PROBLEM TO WORK ON
Copy each line of the data below exactly, leaving out pictures.

DATA SUPPLIED
"""

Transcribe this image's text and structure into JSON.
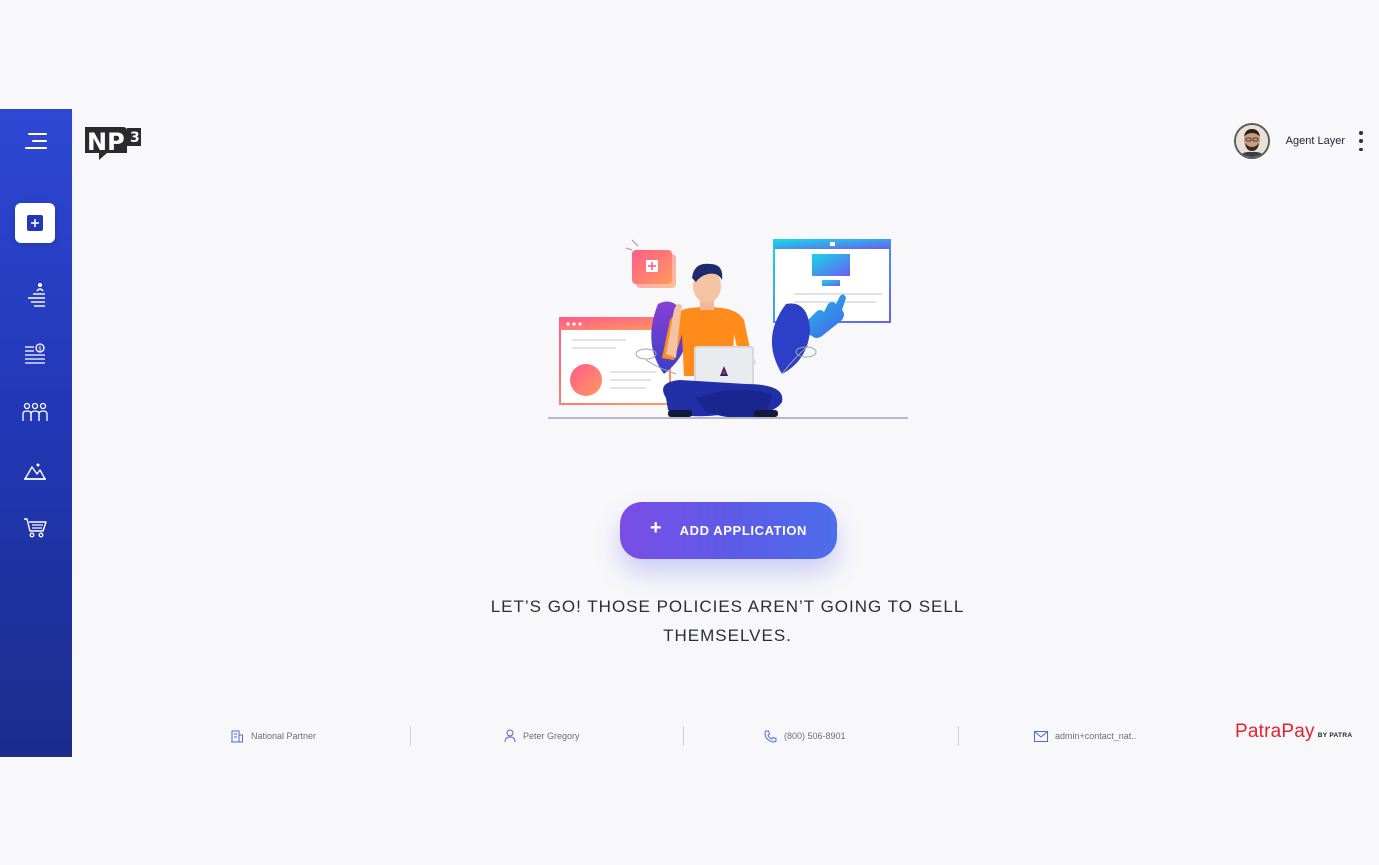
{
  "header": {
    "logo_alt": "NP3",
    "user_name": "Agent Layer"
  },
  "sidebar": {
    "items": [
      {
        "name": "menu",
        "icon": "menu-icon"
      },
      {
        "name": "add-application",
        "icon": "plus-square-icon",
        "active": true
      },
      {
        "name": "agents",
        "icon": "org-list-icon"
      },
      {
        "name": "commissions",
        "icon": "dollar-list-icon"
      },
      {
        "name": "team",
        "icon": "people-group-icon"
      },
      {
        "name": "reports",
        "icon": "mountain-chart-icon"
      },
      {
        "name": "store",
        "icon": "cart-icon"
      }
    ]
  },
  "main": {
    "add_button_label": "ADD APPLICATION",
    "add_button_icon": "+",
    "tagline": "LET’S GO! THOSE POLICIES AREN’T GOING TO SELL THEMSELVES."
  },
  "footer": {
    "partner": "National Partner",
    "contact_name": "Peter Gregory",
    "phone": "(800) 506-8901",
    "email": "admin+contact_nat..",
    "brand_name": "PatraPay",
    "brand_by": "BY PATRA"
  },
  "colors": {
    "sidebar_top": "#2f48d4",
    "sidebar_bottom": "#1c2c8c",
    "button_start": "#7a4de6",
    "button_end": "#4d6eea",
    "brand_red": "#e2242c",
    "background": "#f8f8fa"
  }
}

"""

SOLVED PROBLEM
Transcribe this image's text and structure into JSON.
{
  "header": {
    "logo_alt": "NP3",
    "user_name": "Agent Layer"
  },
  "sidebar": {
    "items": [
      {
        "name": "menu",
        "icon": "menu-icon"
      },
      {
        "name": "add-application",
        "icon": "plus-square-icon",
        "active": true
      },
      {
        "name": "agents",
        "icon": "org-list-icon"
      },
      {
        "name": "commissions",
        "icon": "dollar-list-icon"
      },
      {
        "name": "team",
        "icon": "people-group-icon"
      },
      {
        "name": "reports",
        "icon": "mountain-chart-icon"
      },
      {
        "name": "store",
        "icon": "cart-icon"
      }
    ]
  },
  "main": {
    "add_button_label": "ADD APPLICATION",
    "add_button_icon": "+",
    "tagline": "LET’S GO! THOSE POLICIES AREN’T GOING TO SELL THEMSELVES."
  },
  "footer": {
    "partner": "National Partner",
    "contact_name": "Peter Gregory",
    "phone": "(800) 506-8901",
    "email": "admin+contact_nat..",
    "brand_name": "PatraPay",
    "brand_by": "BY PATRA"
  },
  "colors": {
    "sidebar_top": "#2f48d4",
    "sidebar_bottom": "#1c2c8c",
    "button_start": "#7a4de6",
    "button_end": "#4d6eea",
    "brand_red": "#e2242c",
    "background": "#f8f8fa"
  }
}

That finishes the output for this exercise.